(Data items)
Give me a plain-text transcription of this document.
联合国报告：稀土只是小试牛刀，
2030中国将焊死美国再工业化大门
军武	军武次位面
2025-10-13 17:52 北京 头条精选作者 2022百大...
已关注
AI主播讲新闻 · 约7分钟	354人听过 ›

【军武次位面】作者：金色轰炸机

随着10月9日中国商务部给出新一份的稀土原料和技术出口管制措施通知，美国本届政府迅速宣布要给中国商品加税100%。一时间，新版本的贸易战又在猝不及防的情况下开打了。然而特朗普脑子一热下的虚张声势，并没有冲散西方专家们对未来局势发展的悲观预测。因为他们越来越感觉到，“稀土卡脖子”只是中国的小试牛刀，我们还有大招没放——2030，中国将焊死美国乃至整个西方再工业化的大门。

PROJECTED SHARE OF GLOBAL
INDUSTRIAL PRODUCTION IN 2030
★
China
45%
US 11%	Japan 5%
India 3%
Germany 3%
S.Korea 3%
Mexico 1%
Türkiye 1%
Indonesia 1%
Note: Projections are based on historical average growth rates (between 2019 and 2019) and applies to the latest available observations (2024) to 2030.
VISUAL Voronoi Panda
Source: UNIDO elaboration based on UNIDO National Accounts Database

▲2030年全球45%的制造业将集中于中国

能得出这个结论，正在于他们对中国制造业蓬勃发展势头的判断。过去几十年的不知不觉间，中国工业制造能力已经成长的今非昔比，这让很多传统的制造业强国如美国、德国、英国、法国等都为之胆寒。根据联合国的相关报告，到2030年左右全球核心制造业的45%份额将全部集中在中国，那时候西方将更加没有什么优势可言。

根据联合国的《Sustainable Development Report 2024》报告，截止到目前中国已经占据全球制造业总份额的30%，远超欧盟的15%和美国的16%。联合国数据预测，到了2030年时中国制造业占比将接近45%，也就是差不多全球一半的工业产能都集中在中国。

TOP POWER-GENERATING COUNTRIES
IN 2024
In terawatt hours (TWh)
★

Task instructions: Without leaving anything out, quote all the data.

Task solution:
Give me a plain-text transcription of this document.
联合国报告：稀土只是小试牛刀，
2030中国将焊死美国再工业化大门
军武	军武次位面
2025-10-13 17:52 北京 头条精选作者 2022百大...
已关注
AI主播讲新闻 · 约7分钟	354人听过 ›

【军武次位面】作者：金色轰炸机

随着10月9日中国商务部给出新一份的稀土原料和技术出口管制措施通知，美国本届政府迅速宣布要给中国商品加税100%。一时间，新版本的贸易战又在猝不及防的情况下开打了。然而特朗普脑子一热下的虚张声势，并没有冲散西方专家们对未来局势发展的悲观预测。因为他们越来越感觉到，“稀土卡脖子”只是中国的小试牛刀，我们还有大招没放——2030，中国将焊死美国乃至整个西方再工业化的大门。

PROJECTED SHARE OF GLOBAL
INDUSTRIAL PRODUCTION IN 2030
★
China
45%
US 11%	Japan 5%
India 3%
Germany 3%
S.Korea 3%
Mexico 1%
Türkiye 1%
Indonesia 1%
Note: Projections are based on historical average growth rates (between 2019 and 2019) and applies to the latest available observations (2024) to 2030.
VISUAL Voronoi Panda
Source: UNIDO elaboration based on UNIDO National Accounts Database

▲2030年全球45%的制造业将集中于中国

能得出这个结论，正在于他们对中国制造业蓬勃发展势头的判断。过去几十年的不知不觉间，中国工业制造能力已经成长的今非昔比，这让很多传统的制造业强国如美国、德国、英国、法国等都为之胆寒。根据联合国的相关报告，到2030年左右全球核心制造业的45%份额将全部集中在中国，那时候西方将更加没有什么优势可言。

根据联合国的《Sustainable Development Report 2024》报告，截止到目前中国已经占据全球制造业总份额的30%，远超欧盟的15%和美国的16%。联合国数据预测，到了2030年时中国制造业占比将接近45%，也就是差不多全球一半的工业产能都集中在中国。

TOP POWER-GENERATING COUNTRIES
IN 2024
In terawatt hours (TWh)
★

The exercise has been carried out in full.